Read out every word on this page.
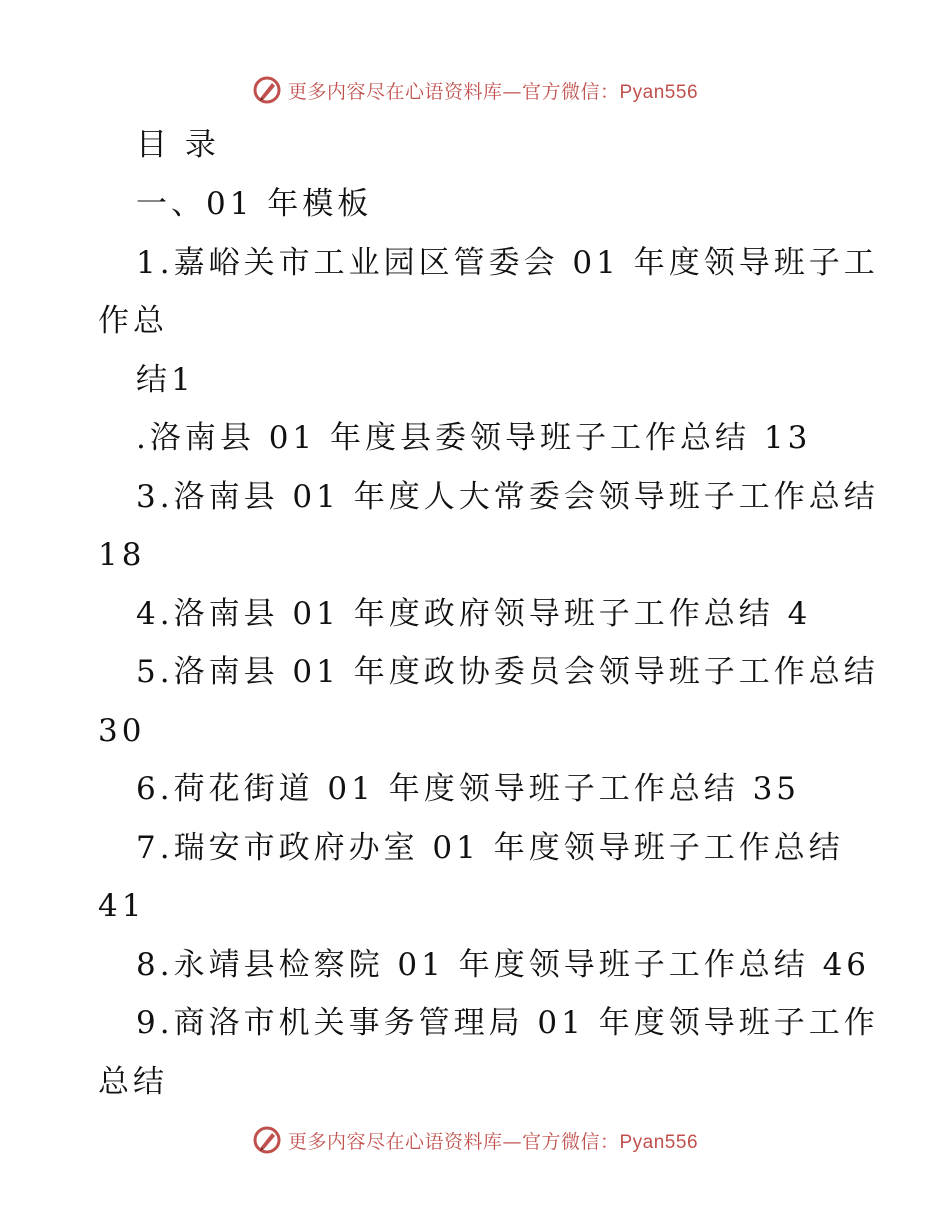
更多内容尽在心语资料库—官方微信：Pyan556
目 录
一、01 年模板
1.嘉峪关市工业园区管委会 01 年度领导班子工
作总
结1
.洛南县 01 年度县委领导班子工作总结 13
3.洛南县 01 年度人大常委会领导班子工作总结
18
4.洛南县 01 年度政府领导班子工作总结 4
5.洛南县 01 年度政协委员会领导班子工作总结
30
6.荷花街道 01 年度领导班子工作总结 35
7.瑞安市政府办室 01 年度领导班子工作总结
41
8.永靖县检察院 01 年度领导班子工作总结 46
9.商洛市机关事务管理局 01 年度领导班子工作
总结
更多内容尽在心语资料库—官方微信：Pyan556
.....
**Exercise:**
Reproduce each record above by retyping it exactly; omit all images.

**Written reply:**
Read out every word on this page.
更多内容尽在心语资料库—官方微信：Pyan556
目 录
一、01 年模板
1.嘉峪关市工业园区管委会 01 年度领导班子工
作总
结1
.洛南县 01 年度县委领导班子工作总结 13
3.洛南县 01 年度人大常委会领导班子工作总结
18
4.洛南县 01 年度政府领导班子工作总结 4
5.洛南县 01 年度政协委员会领导班子工作总结
30
6.荷花街道 01 年度领导班子工作总结 35
7.瑞安市政府办室 01 年度领导班子工作总结
41
8.永靖县检察院 01 年度领导班子工作总结 46
9.商洛市机关事务管理局 01 年度领导班子工作
总结
更多内容尽在心语资料库—官方微信：Pyan556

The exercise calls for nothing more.